▸ **Problem requirements**
Copy out the following items exactly as they stand, leaving out the pictures.

▸ **Task data**
## Start

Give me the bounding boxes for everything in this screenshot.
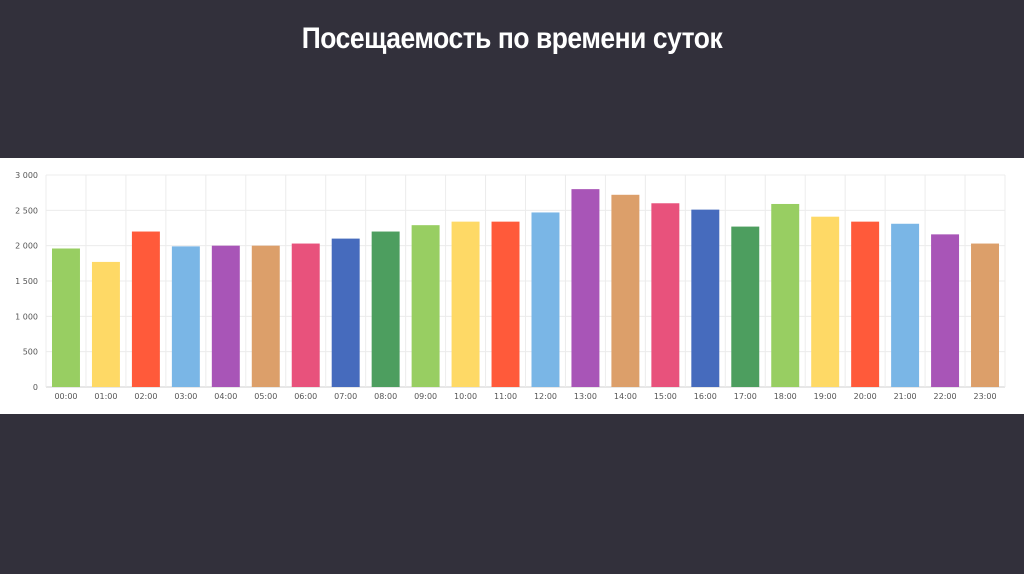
bar bbox=[611, 194, 640, 387]
y-axis-ticks: 0 500 1 000 1 500 2 000 2 500 3 000 bbox=[15, 171, 38, 392]
bar bbox=[691, 209, 720, 387]
bars bbox=[51, 189, 1000, 387]
y-tick-label: 1 000 bbox=[15, 312, 38, 321]
x-tick-label: 13:00 bbox=[574, 392, 597, 401]
y-tick-label: 2 500 bbox=[15, 206, 38, 215]
bar bbox=[731, 226, 760, 387]
bar bbox=[91, 261, 120, 387]
bar bbox=[251, 245, 280, 387]
bar bbox=[531, 212, 560, 387]
x-tick-label: 23:00 bbox=[973, 392, 996, 401]
y-tick-label: 0 bbox=[33, 383, 38, 392]
y-tick-label: 2 000 bbox=[15, 242, 38, 251]
bar bbox=[851, 221, 880, 387]
x-tick-label: 04:00 bbox=[214, 392, 237, 401]
x-tick-label: 06:00 bbox=[294, 392, 317, 401]
x-tick-label: 11:00 bbox=[494, 392, 517, 401]
bar bbox=[331, 238, 360, 387]
x-tick-label: 21:00 bbox=[894, 392, 917, 401]
bar bbox=[811, 216, 840, 387]
x-tick-label: 03:00 bbox=[174, 392, 197, 401]
y-tick-label: 500 bbox=[23, 348, 38, 357]
x-tick-label: 18:00 bbox=[774, 392, 797, 401]
y-tick-label: 1 500 bbox=[15, 277, 38, 286]
bar bbox=[131, 231, 160, 387]
bar bbox=[411, 225, 440, 387]
bar bbox=[651, 203, 680, 387]
bar bbox=[451, 221, 480, 387]
x-tick-label: 02:00 bbox=[134, 392, 157, 401]
x-tick-label: 08:00 bbox=[374, 392, 397, 401]
x-tick-label: 05:00 bbox=[254, 392, 277, 401]
bar-chart: 0 500 1 000 1 500 2 000 2 500 3 000 00:00 01:00… bbox=[15, 171, 1006, 401]
bar bbox=[571, 189, 600, 387]
x-axis-ticks: 00:00 01:00 02:00 03:00 04:00 05:00 06:00 07:00… bbox=[54, 392, 996, 401]
bar bbox=[931, 234, 960, 387]
y-tick-label: 3 000 bbox=[15, 171, 38, 180]
x-tick-label: 15:00 bbox=[654, 392, 677, 401]
x-tick-label: 09:00 bbox=[414, 392, 437, 401]
bar bbox=[211, 245, 240, 387]
x-tick-label: 22:00 bbox=[934, 392, 957, 401]
bar bbox=[51, 248, 80, 387]
bar bbox=[971, 243, 1000, 387]
x-tick-label: 17:00 bbox=[734, 392, 757, 401]
grid-lines bbox=[45, 174, 1006, 388]
bar bbox=[491, 221, 520, 387]
bar bbox=[291, 243, 320, 387]
x-tick-label: 10:00 bbox=[454, 392, 477, 401]
x-tick-label: 14:00 bbox=[614, 392, 637, 401]
x-tick-label: 07:00 bbox=[334, 392, 357, 401]
bar bbox=[171, 246, 200, 387]
x-tick-label: 01:00 bbox=[94, 392, 117, 401]
bar bbox=[891, 223, 920, 387]
bar bbox=[371, 231, 400, 387]
chart-panel: 0 500 1 000 1 500 2 000 2 500 3 000 00:00 01:00… bbox=[0, 158, 1024, 414]
x-tick-label: 16:00 bbox=[694, 392, 717, 401]
x-tick-label: 19:00 bbox=[814, 392, 837, 401]
x-tick-label: 20:00 bbox=[854, 392, 877, 401]
x-tick-label: 12:00 bbox=[534, 392, 557, 401]
bar bbox=[771, 203, 800, 387]
slide-title: Посещаемость по времени суток bbox=[301, 22, 723, 55]
x-tick-label: 00:00 bbox=[54, 392, 77, 401]
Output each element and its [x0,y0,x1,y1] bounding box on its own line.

## End

▸ **Answer to the exercise**
Give me the bounding boxes for everything in this screenshot.
bar bbox=[611, 194, 640, 387]
y-axis-ticks: 0 500 1 000 1 500 2 000 2 500 3 000 bbox=[15, 171, 38, 392]
bar bbox=[691, 209, 720, 387]
bars bbox=[51, 189, 1000, 387]
y-tick-label: 1 000 bbox=[15, 312, 38, 321]
x-tick-label: 13:00 bbox=[574, 392, 597, 401]
y-tick-label: 2 500 bbox=[15, 206, 38, 215]
bar bbox=[731, 226, 760, 387]
bar bbox=[91, 261, 120, 387]
bar bbox=[251, 245, 280, 387]
bar bbox=[531, 212, 560, 387]
x-tick-label: 23:00 bbox=[973, 392, 996, 401]
y-tick-label: 0 bbox=[33, 383, 38, 392]
y-tick-label: 2 000 bbox=[15, 242, 38, 251]
bar bbox=[851, 221, 880, 387]
x-tick-label: 04:00 bbox=[214, 392, 237, 401]
x-tick-label: 06:00 bbox=[294, 392, 317, 401]
x-tick-label: 11:00 bbox=[494, 392, 517, 401]
bar bbox=[331, 238, 360, 387]
x-tick-label: 21:00 bbox=[894, 392, 917, 401]
bar bbox=[811, 216, 840, 387]
x-tick-label: 03:00 bbox=[174, 392, 197, 401]
y-tick-label: 500 bbox=[23, 348, 38, 357]
x-tick-label: 18:00 bbox=[774, 392, 797, 401]
y-tick-label: 1 500 bbox=[15, 277, 38, 286]
bar bbox=[131, 231, 160, 387]
bar bbox=[411, 225, 440, 387]
bar bbox=[651, 203, 680, 387]
bar bbox=[451, 221, 480, 387]
x-tick-label: 02:00 bbox=[134, 392, 157, 401]
x-tick-label: 08:00 bbox=[374, 392, 397, 401]
x-tick-label: 05:00 bbox=[254, 392, 277, 401]
bar-chart: 0 500 1 000 1 500 2 000 2 500 3 000 00:00 01:00… bbox=[15, 171, 1006, 401]
bar bbox=[571, 189, 600, 387]
x-axis-ticks: 00:00 01:00 02:00 03:00 04:00 05:00 06:00 07:00… bbox=[54, 392, 996, 401]
bar bbox=[931, 234, 960, 387]
y-tick-label: 3 000 bbox=[15, 171, 38, 180]
x-tick-label: 15:00 bbox=[654, 392, 677, 401]
x-tick-label: 09:00 bbox=[414, 392, 437, 401]
bar bbox=[211, 245, 240, 387]
x-tick-label: 22:00 bbox=[934, 392, 957, 401]
bar bbox=[51, 248, 80, 387]
bar bbox=[971, 243, 1000, 387]
x-tick-label: 17:00 bbox=[734, 392, 757, 401]
grid-lines bbox=[45, 174, 1006, 388]
bar bbox=[491, 221, 520, 387]
bar bbox=[291, 243, 320, 387]
x-tick-label: 10:00 bbox=[454, 392, 477, 401]
x-tick-label: 14:00 bbox=[614, 392, 637, 401]
x-tick-label: 07:00 bbox=[334, 392, 357, 401]
bar bbox=[171, 246, 200, 387]
x-tick-label: 01:00 bbox=[94, 392, 117, 401]
bar bbox=[891, 223, 920, 387]
bar bbox=[371, 231, 400, 387]
chart-panel: 0 500 1 000 1 500 2 000 2 500 3 000 00:00 01:00… bbox=[0, 158, 1024, 414]
x-tick-label: 16:00 bbox=[694, 392, 717, 401]
x-tick-label: 19:00 bbox=[814, 392, 837, 401]
x-tick-label: 20:00 bbox=[854, 392, 877, 401]
x-tick-label: 12:00 bbox=[534, 392, 557, 401]
bar bbox=[771, 203, 800, 387]
slide-title: Посещаемость по времени суток bbox=[301, 22, 723, 55]
x-tick-label: 00:00 bbox=[54, 392, 77, 401]
Output each element and its [x0,y0,x1,y1] bounding box on its own line.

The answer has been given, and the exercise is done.